# RECORDS FOR THE TASK
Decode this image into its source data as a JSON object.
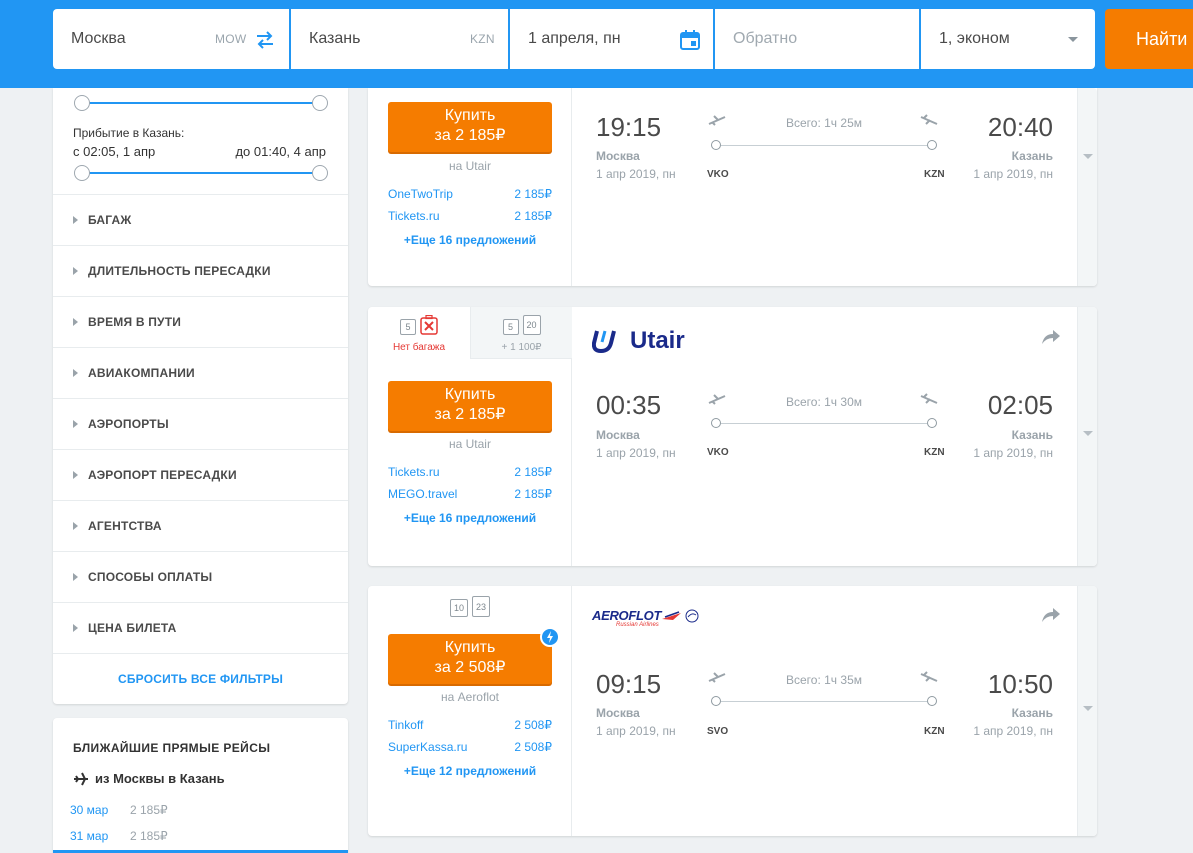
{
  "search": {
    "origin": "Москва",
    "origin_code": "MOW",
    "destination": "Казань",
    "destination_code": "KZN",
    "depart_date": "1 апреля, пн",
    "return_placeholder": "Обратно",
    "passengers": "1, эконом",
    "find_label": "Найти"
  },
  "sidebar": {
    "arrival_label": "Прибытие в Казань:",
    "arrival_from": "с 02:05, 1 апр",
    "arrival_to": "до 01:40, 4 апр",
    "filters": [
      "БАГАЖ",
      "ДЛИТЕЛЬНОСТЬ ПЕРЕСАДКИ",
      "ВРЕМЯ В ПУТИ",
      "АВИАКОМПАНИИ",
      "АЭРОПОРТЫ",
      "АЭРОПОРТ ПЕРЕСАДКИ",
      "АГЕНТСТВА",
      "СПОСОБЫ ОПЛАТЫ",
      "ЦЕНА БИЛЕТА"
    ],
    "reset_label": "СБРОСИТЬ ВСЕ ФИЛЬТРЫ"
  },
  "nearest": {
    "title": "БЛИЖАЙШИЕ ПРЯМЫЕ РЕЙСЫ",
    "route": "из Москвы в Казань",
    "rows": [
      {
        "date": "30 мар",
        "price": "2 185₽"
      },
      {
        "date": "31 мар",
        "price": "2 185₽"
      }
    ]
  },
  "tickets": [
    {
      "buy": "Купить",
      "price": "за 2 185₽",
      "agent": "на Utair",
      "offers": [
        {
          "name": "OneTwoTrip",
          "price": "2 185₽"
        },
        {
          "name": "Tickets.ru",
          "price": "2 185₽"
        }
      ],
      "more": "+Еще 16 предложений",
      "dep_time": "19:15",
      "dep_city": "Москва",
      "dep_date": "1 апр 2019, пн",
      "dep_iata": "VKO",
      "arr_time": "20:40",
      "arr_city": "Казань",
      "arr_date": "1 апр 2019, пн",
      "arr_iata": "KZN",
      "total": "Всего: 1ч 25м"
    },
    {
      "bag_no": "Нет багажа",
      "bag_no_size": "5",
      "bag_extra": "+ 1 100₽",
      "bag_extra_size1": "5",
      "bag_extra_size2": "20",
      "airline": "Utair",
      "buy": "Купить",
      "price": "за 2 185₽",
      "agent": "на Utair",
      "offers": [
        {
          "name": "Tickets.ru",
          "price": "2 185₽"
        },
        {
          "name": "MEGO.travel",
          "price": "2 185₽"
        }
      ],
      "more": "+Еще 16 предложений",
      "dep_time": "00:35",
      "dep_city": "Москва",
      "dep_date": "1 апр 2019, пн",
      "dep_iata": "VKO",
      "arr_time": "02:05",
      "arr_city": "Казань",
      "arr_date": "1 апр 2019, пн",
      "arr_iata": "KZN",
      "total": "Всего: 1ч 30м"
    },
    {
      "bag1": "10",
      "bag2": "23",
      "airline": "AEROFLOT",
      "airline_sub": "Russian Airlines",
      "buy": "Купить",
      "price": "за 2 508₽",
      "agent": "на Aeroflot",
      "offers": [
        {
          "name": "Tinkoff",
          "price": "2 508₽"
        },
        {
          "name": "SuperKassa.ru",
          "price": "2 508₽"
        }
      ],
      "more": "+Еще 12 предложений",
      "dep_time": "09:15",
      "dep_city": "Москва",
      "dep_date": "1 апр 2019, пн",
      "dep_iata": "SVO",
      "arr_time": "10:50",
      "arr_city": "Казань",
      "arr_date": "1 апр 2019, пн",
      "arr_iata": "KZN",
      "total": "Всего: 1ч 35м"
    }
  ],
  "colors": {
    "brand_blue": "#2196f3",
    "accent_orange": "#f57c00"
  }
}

==

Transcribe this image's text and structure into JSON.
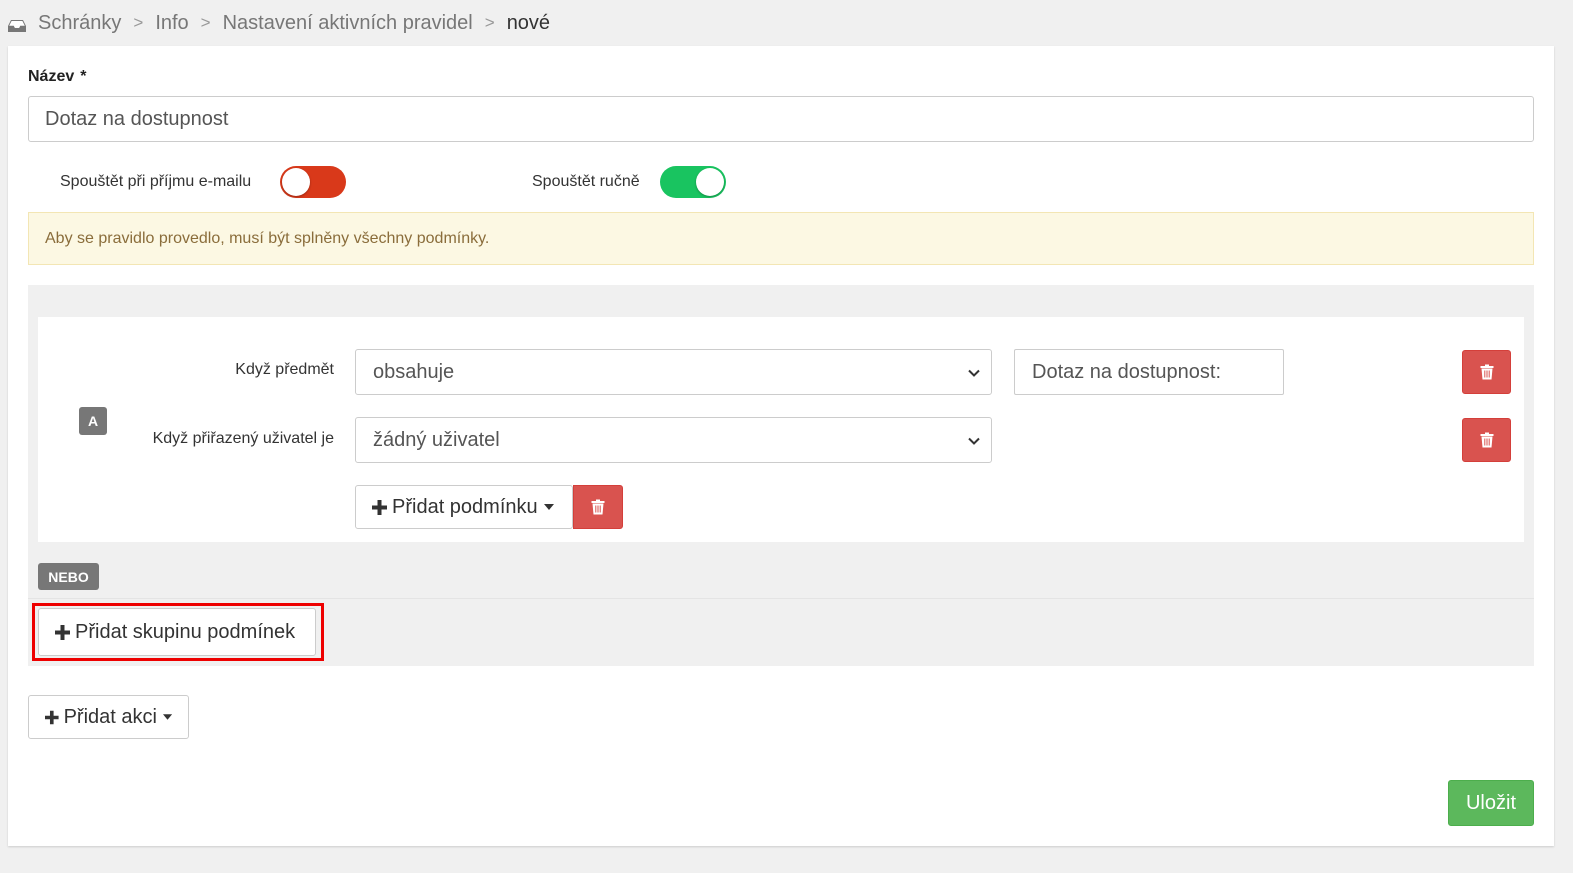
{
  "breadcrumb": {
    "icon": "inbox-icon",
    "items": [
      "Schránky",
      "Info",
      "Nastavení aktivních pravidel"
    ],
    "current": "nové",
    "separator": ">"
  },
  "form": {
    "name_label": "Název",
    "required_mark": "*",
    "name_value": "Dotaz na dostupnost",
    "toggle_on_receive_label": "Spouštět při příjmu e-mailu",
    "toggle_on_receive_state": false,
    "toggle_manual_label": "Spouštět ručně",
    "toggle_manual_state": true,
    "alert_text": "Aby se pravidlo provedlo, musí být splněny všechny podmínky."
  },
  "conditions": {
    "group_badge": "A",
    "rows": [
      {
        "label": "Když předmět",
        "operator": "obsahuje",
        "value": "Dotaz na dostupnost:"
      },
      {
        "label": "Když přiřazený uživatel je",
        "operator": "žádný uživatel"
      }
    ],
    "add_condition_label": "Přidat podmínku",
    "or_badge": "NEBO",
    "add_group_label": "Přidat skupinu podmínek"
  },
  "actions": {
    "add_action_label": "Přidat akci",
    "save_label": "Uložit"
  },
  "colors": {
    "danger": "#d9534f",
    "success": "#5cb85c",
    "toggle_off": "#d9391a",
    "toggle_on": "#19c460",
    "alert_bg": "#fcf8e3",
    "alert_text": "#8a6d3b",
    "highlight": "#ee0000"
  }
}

# GIVEN TASK
Identify each line holding the string "image", and copy it out.

# ANSWER TO THE EXERCISE
Decode this image into its source data as a JSON object.
Transcribe this image's text and structure into JSON.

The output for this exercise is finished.